Goal of the exercise: In the entries below, count every line with the word "JSON". Return only the count.

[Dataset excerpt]

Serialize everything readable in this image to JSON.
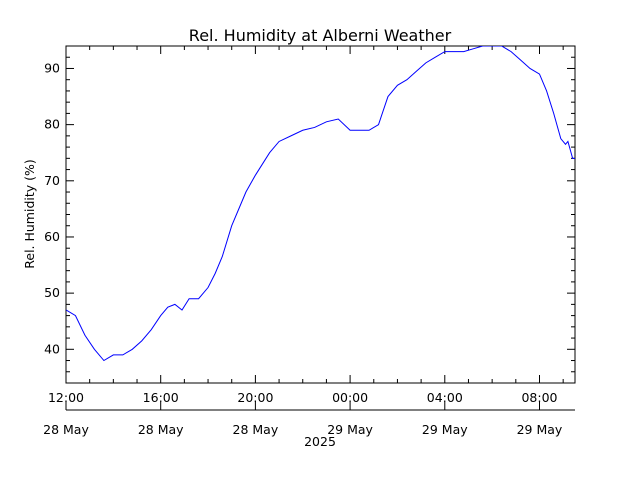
{
  "chart_data": {
    "type": "line",
    "title": "Rel. Humidity at Alberni Weather",
    "ylabel": "Rel. Humidity (%)",
    "xlabel": "2025",
    "ylim": [
      34,
      94
    ],
    "yticks": [
      40,
      50,
      60,
      70,
      80,
      90
    ],
    "xlim_hours": [
      0,
      21.5
    ],
    "xticks": [
      {
        "time": "12:00",
        "date": "28 May",
        "hour": 0
      },
      {
        "time": "16:00",
        "date": "28 May",
        "hour": 4
      },
      {
        "time": "20:00",
        "date": "28 May",
        "hour": 8
      },
      {
        "time": "00:00",
        "date": "29 May",
        "hour": 12
      },
      {
        "time": "04:00",
        "date": "29 May",
        "hour": 16
      },
      {
        "time": "08:00",
        "date": "29 May",
        "hour": 20
      }
    ],
    "grid": false,
    "color": "#0000ff",
    "series": [
      {
        "x": [
          0,
          0.4,
          0.8,
          1.2,
          1.6,
          2.0,
          2.4,
          2.8,
          3.2,
          3.6,
          4.0,
          4.3,
          4.6,
          4.9,
          5.2,
          5.6,
          6.0,
          6.3,
          6.6,
          7.0,
          7.3,
          7.6,
          8.0,
          8.3,
          8.6,
          9.0,
          9.5,
          10.0,
          10.5,
          11.0,
          11.5,
          12.0,
          12.4,
          12.8,
          13.2,
          13.6,
          14.0,
          14.4,
          14.8,
          15.2,
          15.6,
          16.0,
          16.4,
          16.8,
          17.2,
          17.6,
          18.0,
          18.4,
          18.8,
          19.2,
          19.6,
          20.0,
          20.3,
          20.6,
          20.9,
          21.1,
          21.2,
          21.3,
          21.4,
          21.5
        ],
        "values": [
          47,
          46,
          42.5,
          40,
          38,
          39,
          39,
          40,
          41.5,
          43.5,
          46,
          47.5,
          48,
          47,
          49,
          49,
          51,
          53.5,
          56.5,
          62,
          65,
          68,
          71,
          73,
          75,
          77,
          78,
          79,
          79.5,
          80.5,
          81,
          79,
          79,
          79,
          80,
          85,
          87,
          88,
          89.5,
          91,
          92,
          93,
          93,
          93,
          93.5,
          94,
          94,
          94,
          93,
          91.5,
          90,
          89,
          86,
          82,
          77.5,
          76.5,
          77,
          75.5,
          74,
          74
        ]
      }
    ]
  }
}
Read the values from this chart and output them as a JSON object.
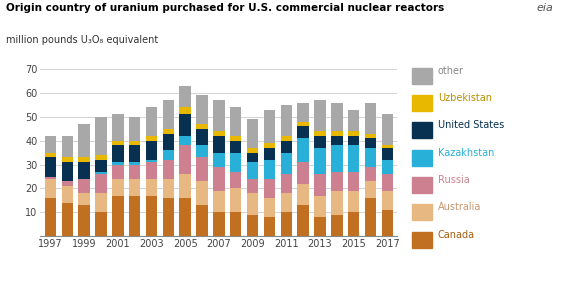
{
  "years": [
    1997,
    1998,
    1999,
    2000,
    2001,
    2002,
    2003,
    2004,
    2005,
    2006,
    2007,
    2008,
    2009,
    2010,
    2011,
    2012,
    2013,
    2014,
    2015,
    2016,
    2017
  ],
  "Canada": [
    16,
    14,
    13,
    10,
    17,
    17,
    17,
    16,
    16,
    13,
    10,
    10,
    9,
    8,
    10,
    13,
    8,
    9,
    10,
    16,
    11
  ],
  "Australia": [
    8,
    7,
    5,
    8,
    7,
    7,
    7,
    8,
    10,
    10,
    9,
    10,
    9,
    8,
    8,
    9,
    9,
    10,
    9,
    7,
    8
  ],
  "Russia": [
    1,
    2,
    6,
    8,
    6,
    6,
    7,
    8,
    12,
    10,
    10,
    7,
    6,
    8,
    8,
    9,
    9,
    8,
    8,
    6,
    7
  ],
  "Kazakhstan": [
    0,
    0,
    0,
    1,
    1,
    1,
    1,
    4,
    4,
    5,
    6,
    8,
    7,
    8,
    9,
    10,
    11,
    11,
    11,
    8,
    6
  ],
  "United States": [
    8,
    8,
    7,
    5,
    7,
    7,
    8,
    7,
    9,
    7,
    7,
    5,
    4,
    5,
    5,
    5,
    5,
    4,
    4,
    4,
    5
  ],
  "Uzbekistan": [
    2,
    2,
    2,
    2,
    2,
    2,
    2,
    2,
    3,
    2,
    2,
    2,
    2,
    2,
    2,
    2,
    2,
    2,
    2,
    2,
    1
  ],
  "other": [
    7,
    9,
    14,
    16,
    11,
    10,
    12,
    12,
    9,
    12,
    13,
    12,
    12,
    14,
    13,
    8,
    13,
    12,
    9,
    13,
    13
  ],
  "colors": {
    "Canada": "#c07020",
    "Australia": "#e8b882",
    "Russia": "#cc8090",
    "Kazakhstan": "#28b0d8",
    "United States": "#083050",
    "Uzbekistan": "#e8b800",
    "other": "#a8a8a8"
  },
  "title": "Origin country of uranium purchased for U.S. commercial nuclear reactors",
  "subtitle": "million pounds U₃O₈ equivalent",
  "ylim": [
    0,
    70
  ],
  "yticks": [
    0,
    10,
    20,
    30,
    40,
    50,
    60,
    70
  ],
  "stack_order": [
    "Canada",
    "Australia",
    "Russia",
    "Kazakhstan",
    "United States",
    "Uzbekistan",
    "other"
  ],
  "legend_order": [
    "other",
    "Uzbekistan",
    "United States",
    "Kazakhstan",
    "Russia",
    "Australia",
    "Canada"
  ],
  "text_colors": {
    "other": "#888888",
    "Uzbekistan": "#b89000",
    "United States": "#083050",
    "Kazakhstan": "#28b0d8",
    "Russia": "#cc8090",
    "Australia": "#c89870",
    "Canada": "#a06010"
  }
}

Answer to this exercise: 2